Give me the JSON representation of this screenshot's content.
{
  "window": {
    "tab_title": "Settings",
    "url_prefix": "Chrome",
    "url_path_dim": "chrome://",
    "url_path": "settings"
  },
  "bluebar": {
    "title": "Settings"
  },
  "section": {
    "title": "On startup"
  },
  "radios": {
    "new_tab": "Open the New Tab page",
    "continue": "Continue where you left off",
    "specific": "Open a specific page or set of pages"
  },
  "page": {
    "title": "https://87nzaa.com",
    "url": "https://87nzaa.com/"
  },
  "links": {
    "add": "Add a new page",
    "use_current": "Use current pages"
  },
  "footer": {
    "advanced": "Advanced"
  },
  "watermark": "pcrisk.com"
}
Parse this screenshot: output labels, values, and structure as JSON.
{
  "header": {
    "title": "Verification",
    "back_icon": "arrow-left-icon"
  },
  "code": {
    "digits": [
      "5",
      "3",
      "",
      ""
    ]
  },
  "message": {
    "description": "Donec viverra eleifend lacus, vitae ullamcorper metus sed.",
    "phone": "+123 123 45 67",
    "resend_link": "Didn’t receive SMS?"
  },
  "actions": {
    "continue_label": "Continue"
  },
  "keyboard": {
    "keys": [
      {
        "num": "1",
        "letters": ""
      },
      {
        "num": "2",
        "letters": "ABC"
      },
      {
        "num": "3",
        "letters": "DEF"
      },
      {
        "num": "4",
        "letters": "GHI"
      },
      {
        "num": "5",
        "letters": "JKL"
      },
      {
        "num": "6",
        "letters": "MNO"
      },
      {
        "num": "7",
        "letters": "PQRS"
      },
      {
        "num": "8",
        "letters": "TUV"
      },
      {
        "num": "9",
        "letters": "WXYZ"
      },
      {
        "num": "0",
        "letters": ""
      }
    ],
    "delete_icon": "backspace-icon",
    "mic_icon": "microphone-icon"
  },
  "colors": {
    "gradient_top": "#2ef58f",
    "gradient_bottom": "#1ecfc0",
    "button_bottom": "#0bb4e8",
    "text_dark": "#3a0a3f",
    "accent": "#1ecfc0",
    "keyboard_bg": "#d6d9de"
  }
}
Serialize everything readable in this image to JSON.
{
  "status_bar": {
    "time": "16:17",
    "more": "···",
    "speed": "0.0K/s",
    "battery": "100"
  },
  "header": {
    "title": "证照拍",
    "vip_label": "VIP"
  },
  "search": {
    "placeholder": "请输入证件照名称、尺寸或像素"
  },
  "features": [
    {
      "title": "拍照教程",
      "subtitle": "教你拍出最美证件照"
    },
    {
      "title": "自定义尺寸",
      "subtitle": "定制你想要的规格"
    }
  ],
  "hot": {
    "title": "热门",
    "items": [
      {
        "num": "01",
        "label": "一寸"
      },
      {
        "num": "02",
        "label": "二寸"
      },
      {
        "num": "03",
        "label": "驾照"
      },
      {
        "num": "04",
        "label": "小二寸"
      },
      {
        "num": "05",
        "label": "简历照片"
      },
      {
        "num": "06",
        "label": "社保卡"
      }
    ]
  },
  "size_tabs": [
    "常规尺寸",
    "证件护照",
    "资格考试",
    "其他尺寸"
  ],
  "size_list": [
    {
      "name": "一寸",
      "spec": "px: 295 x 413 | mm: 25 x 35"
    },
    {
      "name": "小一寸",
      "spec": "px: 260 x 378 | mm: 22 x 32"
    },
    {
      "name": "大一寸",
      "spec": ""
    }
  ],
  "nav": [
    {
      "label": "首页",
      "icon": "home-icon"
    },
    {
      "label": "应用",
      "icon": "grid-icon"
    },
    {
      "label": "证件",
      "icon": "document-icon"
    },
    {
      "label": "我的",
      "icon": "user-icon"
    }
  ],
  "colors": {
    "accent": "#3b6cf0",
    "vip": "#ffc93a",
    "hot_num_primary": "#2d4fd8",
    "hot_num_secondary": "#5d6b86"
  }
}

################

**Task goal:**
All of the entries above need to be reproduced exactly.

**Response to this task:**
Give me the JSON representation of this screenshot's content.
{
  "window": {
    "tab_title": "Settings",
    "url_prefix": "Chrome",
    "url_path_dim": "chrome://",
    "url_path": "settings"
  },
  "bluebar": {
    "title": "Settings"
  },
  "section": {
    "title": "On startup"
  },
  "radios": {
    "new_tab": "Open the New Tab page",
    "continue": "Continue where you left off",
    "specific": "Open a specific page or set of pages"
  },
  "page": {
    "title": "https://87nzaa.com",
    "url": "https://87nzaa.com/"
  },
  "links": {
    "add": "Add a new page",
    "use_current": "Use current pages"
  },
  "footer": {
    "advanced": "Advanced"
  },
  "watermark": "pcrisk.com"
}
Parse this screenshot: output labels, values, and structure as JSON.
{
  "header": {
    "title": "Verification",
    "back_icon": "arrow-left-icon"
  },
  "code": {
    "digits": [
      "5",
      "3",
      "",
      ""
    ]
  },
  "message": {
    "description": "Donec viverra eleifend lacus, vitae ullamcorper metus sed.",
    "phone": "+123 123 45 67",
    "resend_link": "Didn’t receive SMS?"
  },
  "actions": {
    "continue_label": "Continue"
  },
  "keyboard": {
    "keys": [
      {
        "num": "1",
        "letters": ""
      },
      {
        "num": "2",
        "letters": "ABC"
      },
      {
        "num": "3",
        "letters": "DEF"
      },
      {
        "num": "4",
        "letters": "GHI"
      },
      {
        "num": "5",
        "letters": "JKL"
      },
      {
        "num": "6",
        "letters": "MNO"
      },
      {
        "num": "7",
        "letters": "PQRS"
      },
      {
        "num": "8",
        "letters": "TUV"
      },
      {
        "num": "9",
        "letters": "WXYZ"
      },
      {
        "num": "0",
        "letters": ""
      }
    ],
    "delete_icon": "backspace-icon",
    "mic_icon": "microphone-icon"
  },
  "colors": {
    "gradient_top": "#2ef58f",
    "gradient_bottom": "#1ecfc0",
    "button_bottom": "#0bb4e8",
    "text_dark": "#3a0a3f",
    "accent": "#1ecfc0",
    "keyboard_bg": "#d6d9de"
  }
}
Serialize everything readable in this image to JSON.
{
  "status_bar": {
    "time": "16:17",
    "more": "···",
    "speed": "0.0K/s",
    "battery": "100"
  },
  "header": {
    "title": "证照拍",
    "vip_label": "VIP"
  },
  "search": {
    "placeholder": "请输入证件照名称、尺寸或像素"
  },
  "features": [
    {
      "title": "拍照教程",
      "subtitle": "教你拍出最美证件照"
    },
    {
      "title": "自定义尺寸",
      "subtitle": "定制你想要的规格"
    }
  ],
  "hot": {
    "title": "热门",
    "items": [
      {
        "num": "01",
        "label": "一寸"
      },
      {
        "num": "02",
        "label": "二寸"
      },
      {
        "num": "03",
        "label": "驾照"
      },
      {
        "num": "04",
        "label": "小二寸"
      },
      {
        "num": "05",
        "label": "简历照片"
      },
      {
        "num": "06",
        "label": "社保卡"
      }
    ]
  },
  "size_tabs": [
    "常规尺寸",
    "证件护照",
    "资格考试",
    "其他尺寸"
  ],
  "size_list": [
    {
      "name": "一寸",
      "spec": "px: 295 x 413 | mm: 25 x 35"
    },
    {
      "name": "小一寸",
      "spec": "px: 260 x 378 | mm: 22 x 32"
    },
    {
      "name": "大一寸",
      "spec": ""
    }
  ],
  "nav": [
    {
      "label": "首页",
      "icon": "home-icon"
    },
    {
      "label": "应用",
      "icon": "grid-icon"
    },
    {
      "label": "证件",
      "icon": "document-icon"
    },
    {
      "label": "我的",
      "icon": "user-icon"
    }
  ],
  "colors": {
    "accent": "#3b6cf0",
    "vip": "#ffc93a",
    "hot_num_primary": "#2d4fd8",
    "hot_num_secondary": "#5d6b86"
  }
}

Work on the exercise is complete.